• [WHAT IS NEEDED] Quote every line as written. Omit pictures.

• [EXTRACTED RECORDS]
•••
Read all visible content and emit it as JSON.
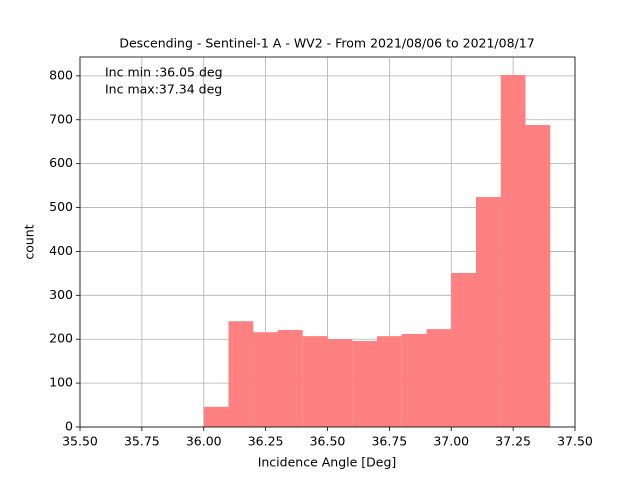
{
  "chart_data": {
    "type": "histogram",
    "title": "Descending - Sentinel-1 A - WV2 - From 2021/08/06 to 2021/08/17",
    "xlabel": "Incidence Angle [Deg]",
    "ylabel": "count",
    "annotations": [
      "Inc min :36.05 deg",
      "Inc max:37.34 deg"
    ],
    "bins": [
      36.0,
      36.1,
      36.2,
      36.3,
      36.4,
      36.5,
      36.6,
      36.7,
      36.8,
      36.9,
      37.0,
      37.1,
      37.2,
      37.3,
      37.4
    ],
    "counts": [
      46,
      241,
      216,
      221,
      207,
      200,
      196,
      207,
      212,
      223,
      351,
      524,
      802,
      688
    ],
    "color": "#ff8080",
    "xlim": [
      35.5,
      37.5
    ],
    "xticks": [
      {
        "value": 35.5,
        "label": "35.50"
      },
      {
        "value": 35.75,
        "label": "35.75"
      },
      {
        "value": 36.0,
        "label": "36.00"
      },
      {
        "value": 36.25,
        "label": "36.25"
      },
      {
        "value": 36.5,
        "label": "36.50"
      },
      {
        "value": 36.75,
        "label": "36.75"
      },
      {
        "value": 37.0,
        "label": "37.00"
      },
      {
        "value": 37.25,
        "label": "37.25"
      },
      {
        "value": 37.5,
        "label": "37.50"
      }
    ],
    "ylim": [
      0,
      843
    ],
    "yticks": [
      0,
      100,
      200,
      300,
      400,
      500,
      600,
      700,
      800
    ],
    "grid": true
  }
}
•••
• [RESPONSE TO THIS EXERCISE]
Read all visible content and emit it as JSON.
{
  "chart_data": {
    "type": "histogram",
    "title": "Descending - Sentinel-1 A - WV2 - From 2021/08/06 to 2021/08/17",
    "xlabel": "Incidence Angle [Deg]",
    "ylabel": "count",
    "annotations": [
      "Inc min :36.05 deg",
      "Inc max:37.34 deg"
    ],
    "bins": [
      36.0,
      36.1,
      36.2,
      36.3,
      36.4,
      36.5,
      36.6,
      36.7,
      36.8,
      36.9,
      37.0,
      37.1,
      37.2,
      37.3,
      37.4
    ],
    "counts": [
      46,
      241,
      216,
      221,
      207,
      200,
      196,
      207,
      212,
      223,
      351,
      524,
      802,
      688
    ],
    "color": "#ff8080",
    "xlim": [
      35.5,
      37.5
    ],
    "xticks": [
      {
        "value": 35.5,
        "label": "35.50"
      },
      {
        "value": 35.75,
        "label": "35.75"
      },
      {
        "value": 36.0,
        "label": "36.00"
      },
      {
        "value": 36.25,
        "label": "36.25"
      },
      {
        "value": 36.5,
        "label": "36.50"
      },
      {
        "value": 36.75,
        "label": "36.75"
      },
      {
        "value": 37.0,
        "label": "37.00"
      },
      {
        "value": 37.25,
        "label": "37.25"
      },
      {
        "value": 37.5,
        "label": "37.50"
      }
    ],
    "ylim": [
      0,
      843
    ],
    "yticks": [
      0,
      100,
      200,
      300,
      400,
      500,
      600,
      700,
      800
    ],
    "grid": true
  }
}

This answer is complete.